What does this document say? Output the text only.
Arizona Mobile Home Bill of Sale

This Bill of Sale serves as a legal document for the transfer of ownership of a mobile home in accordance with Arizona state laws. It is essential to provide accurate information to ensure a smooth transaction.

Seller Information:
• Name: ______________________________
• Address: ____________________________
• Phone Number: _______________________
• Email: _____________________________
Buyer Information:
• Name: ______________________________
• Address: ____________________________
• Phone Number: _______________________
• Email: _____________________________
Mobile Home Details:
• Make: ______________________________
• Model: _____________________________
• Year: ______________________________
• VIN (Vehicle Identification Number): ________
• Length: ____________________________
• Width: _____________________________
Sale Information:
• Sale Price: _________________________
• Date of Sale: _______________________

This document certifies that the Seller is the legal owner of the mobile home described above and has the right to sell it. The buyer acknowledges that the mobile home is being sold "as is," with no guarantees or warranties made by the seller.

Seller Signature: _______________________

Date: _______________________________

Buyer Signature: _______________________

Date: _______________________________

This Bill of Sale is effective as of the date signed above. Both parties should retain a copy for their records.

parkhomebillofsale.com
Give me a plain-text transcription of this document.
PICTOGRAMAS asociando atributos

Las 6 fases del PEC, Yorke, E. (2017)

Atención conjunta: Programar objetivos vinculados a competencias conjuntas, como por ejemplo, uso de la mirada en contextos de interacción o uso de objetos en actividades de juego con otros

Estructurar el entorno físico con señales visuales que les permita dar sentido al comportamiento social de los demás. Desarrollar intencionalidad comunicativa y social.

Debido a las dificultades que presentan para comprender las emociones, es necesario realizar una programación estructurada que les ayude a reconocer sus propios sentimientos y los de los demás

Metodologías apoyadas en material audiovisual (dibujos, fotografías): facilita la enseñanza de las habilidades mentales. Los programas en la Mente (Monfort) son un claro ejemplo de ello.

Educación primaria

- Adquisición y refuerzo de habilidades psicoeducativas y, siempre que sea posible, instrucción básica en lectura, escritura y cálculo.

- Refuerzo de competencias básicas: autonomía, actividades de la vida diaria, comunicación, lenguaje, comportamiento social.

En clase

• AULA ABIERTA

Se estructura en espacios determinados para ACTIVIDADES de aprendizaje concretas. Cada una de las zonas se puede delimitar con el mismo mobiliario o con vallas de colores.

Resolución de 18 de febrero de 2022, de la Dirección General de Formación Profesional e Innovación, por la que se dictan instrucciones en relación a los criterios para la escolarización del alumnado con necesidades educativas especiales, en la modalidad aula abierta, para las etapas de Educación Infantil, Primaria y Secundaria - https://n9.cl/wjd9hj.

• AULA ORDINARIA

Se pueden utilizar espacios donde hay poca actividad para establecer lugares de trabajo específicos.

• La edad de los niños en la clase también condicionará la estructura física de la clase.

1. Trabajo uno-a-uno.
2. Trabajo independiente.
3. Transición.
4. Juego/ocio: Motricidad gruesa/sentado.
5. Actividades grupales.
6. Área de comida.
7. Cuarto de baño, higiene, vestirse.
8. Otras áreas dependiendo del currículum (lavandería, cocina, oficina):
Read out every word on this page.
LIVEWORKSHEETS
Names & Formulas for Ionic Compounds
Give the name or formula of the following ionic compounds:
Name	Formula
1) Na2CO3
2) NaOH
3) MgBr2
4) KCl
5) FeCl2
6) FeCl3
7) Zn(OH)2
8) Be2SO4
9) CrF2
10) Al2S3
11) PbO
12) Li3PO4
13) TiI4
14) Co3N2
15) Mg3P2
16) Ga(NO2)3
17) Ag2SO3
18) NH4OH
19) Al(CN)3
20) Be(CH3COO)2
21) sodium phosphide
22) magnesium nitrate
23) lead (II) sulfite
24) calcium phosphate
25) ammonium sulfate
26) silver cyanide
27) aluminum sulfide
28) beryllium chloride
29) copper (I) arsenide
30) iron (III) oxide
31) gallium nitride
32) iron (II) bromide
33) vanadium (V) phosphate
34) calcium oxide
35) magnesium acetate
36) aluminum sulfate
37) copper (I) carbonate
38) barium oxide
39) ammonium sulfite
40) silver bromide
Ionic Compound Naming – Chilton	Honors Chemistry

REQUEST:
Set down every record above exactly as given.

SOLUTION TO THIS TASK:
What does this document say? Output the text only.
Arizona Mobile Home Bill of Sale

This Bill of Sale serves as a legal document for the transfer of ownership of a mobile home in accordance with Arizona state laws. It is essential to provide accurate information to ensure a smooth transaction.

Seller Information:
• Name: ______________________________
• Address: ____________________________
• Phone Number: _______________________
• Email: _____________________________
Buyer Information:
• Name: ______________________________
• Address: ____________________________
• Phone Number: _______________________
• Email: _____________________________
Mobile Home Details:
• Make: ______________________________
• Model: _____________________________
• Year: ______________________________
• VIN (Vehicle Identification Number): ________
• Length: ____________________________
• Width: _____________________________
Sale Information:
• Sale Price: _________________________
• Date of Sale: _______________________

This document certifies that the Seller is the legal owner of the mobile home described above and has the right to sell it. The buyer acknowledges that the mobile home is being sold "as is," with no guarantees or warranties made by the seller.

Seller Signature: _______________________

Date: _______________________________

Buyer Signature: _______________________

Date: _______________________________

This Bill of Sale is effective as of the date signed above. Both parties should retain a copy for their records.

parkhomebillofsale.com
Give me a plain-text transcription of this document.
PICTOGRAMAS asociando atributos

Las 6 fases del PEC, Yorke, E. (2017)

Atención conjunta: Programar objetivos vinculados a competencias conjuntas, como por ejemplo, uso de la mirada en contextos de interacción o uso de objetos en actividades de juego con otros

Estructurar el entorno físico con señales visuales que les permita dar sentido al comportamiento social de los demás. Desarrollar intencionalidad comunicativa y social.

Debido a las dificultades que presentan para comprender las emociones, es necesario realizar una programación estructurada que les ayude a reconocer sus propios sentimientos y los de los demás

Metodologías apoyadas en material audiovisual (dibujos, fotografías): facilita la enseñanza de las habilidades mentales. Los programas en la Mente (Monfort) son un claro ejemplo de ello.

Educación primaria

- Adquisición y refuerzo de habilidades psicoeducativas y, siempre que sea posible, instrucción básica en lectura, escritura y cálculo.

- Refuerzo de competencias básicas: autonomía, actividades de la vida diaria, comunicación, lenguaje, comportamiento social.

En clase

• AULA ABIERTA

Se estructura en espacios determinados para ACTIVIDADES de aprendizaje concretas. Cada una de las zonas se puede delimitar con el mismo mobiliario o con vallas de colores.

Resolución de 18 de febrero de 2022, de la Dirección General de Formación Profesional e Innovación, por la que se dictan instrucciones en relación a los criterios para la escolarización del alumnado con necesidades educativas especiales, en la modalidad aula abierta, para las etapas de Educación Infantil, Primaria y Secundaria - https://n9.cl/wjd9hj.

• AULA ORDINARIA

Se pueden utilizar espacios donde hay poca actividad para establecer lugares de trabajo específicos.

• La edad de los niños en la clase también condicionará la estructura física de la clase.

1. Trabajo uno-a-uno.
2. Trabajo independiente.
3. Transición.
4. Juego/ocio: Motricidad gruesa/sentado.
5. Actividades grupales.
6. Área de comida.
7. Cuarto de baño, higiene, vestirse.
8. Otras áreas dependiendo del currículum (lavandería, cocina, oficina):
Read out every word on this page.
LIVEWORKSHEETS
Names & Formulas for Ionic Compounds
Give the name or formula of the following ionic compounds:
Name	Formula
1) Na2CO3
2) NaOH
3) MgBr2
4) KCl
5) FeCl2
6) FeCl3
7) Zn(OH)2
8) Be2SO4
9) CrF2
10) Al2S3
11) PbO
12) Li3PO4
13) TiI4
14) Co3N2
15) Mg3P2
16) Ga(NO2)3
17) Ag2SO3
18) NH4OH
19) Al(CN)3
20) Be(CH3COO)2
21) sodium phosphide
22) magnesium nitrate
23) lead (II) sulfite
24) calcium phosphate
25) ammonium sulfate
26) silver cyanide
27) aluminum sulfide
28) beryllium chloride
29) copper (I) arsenide
30) iron (III) oxide
31) gallium nitride
32) iron (II) bromide
33) vanadium (V) phosphate
34) calcium oxide
35) magnesium acetate
36) aluminum sulfate
37) copper (I) carbonate
38) barium oxide
39) ammonium sulfite
40) silver bromide
Ionic Compound Naming – Chilton	Honors Chemistry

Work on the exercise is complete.